**What is required**
Where a line of the material contains the string "value", copy that line.

--- Start of Exercise data ---

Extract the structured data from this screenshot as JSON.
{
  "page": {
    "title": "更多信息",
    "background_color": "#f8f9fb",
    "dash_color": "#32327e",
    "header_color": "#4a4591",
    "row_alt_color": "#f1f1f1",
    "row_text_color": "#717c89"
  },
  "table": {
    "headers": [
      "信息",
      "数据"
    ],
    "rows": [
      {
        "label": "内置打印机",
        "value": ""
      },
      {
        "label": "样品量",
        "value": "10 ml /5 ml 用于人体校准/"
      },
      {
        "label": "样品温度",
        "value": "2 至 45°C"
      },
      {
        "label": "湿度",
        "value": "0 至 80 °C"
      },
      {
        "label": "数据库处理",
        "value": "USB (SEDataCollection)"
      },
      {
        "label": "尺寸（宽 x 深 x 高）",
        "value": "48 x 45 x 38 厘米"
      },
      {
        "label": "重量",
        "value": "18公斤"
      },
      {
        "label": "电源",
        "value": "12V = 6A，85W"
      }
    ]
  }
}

--- End of Exercise data ---

**Task answer**
        "value": ""
        "value": "10 ml /5 ml 用于人体校准/"
        "value": "2 至 45°C"
        "value": "0 至 80 °C"
        "value": "USB (SEDataCollection)"
        "value": "48 x 45 x 38 厘米"
        "value": "18公斤"
        "value": "12V = 6A，85W"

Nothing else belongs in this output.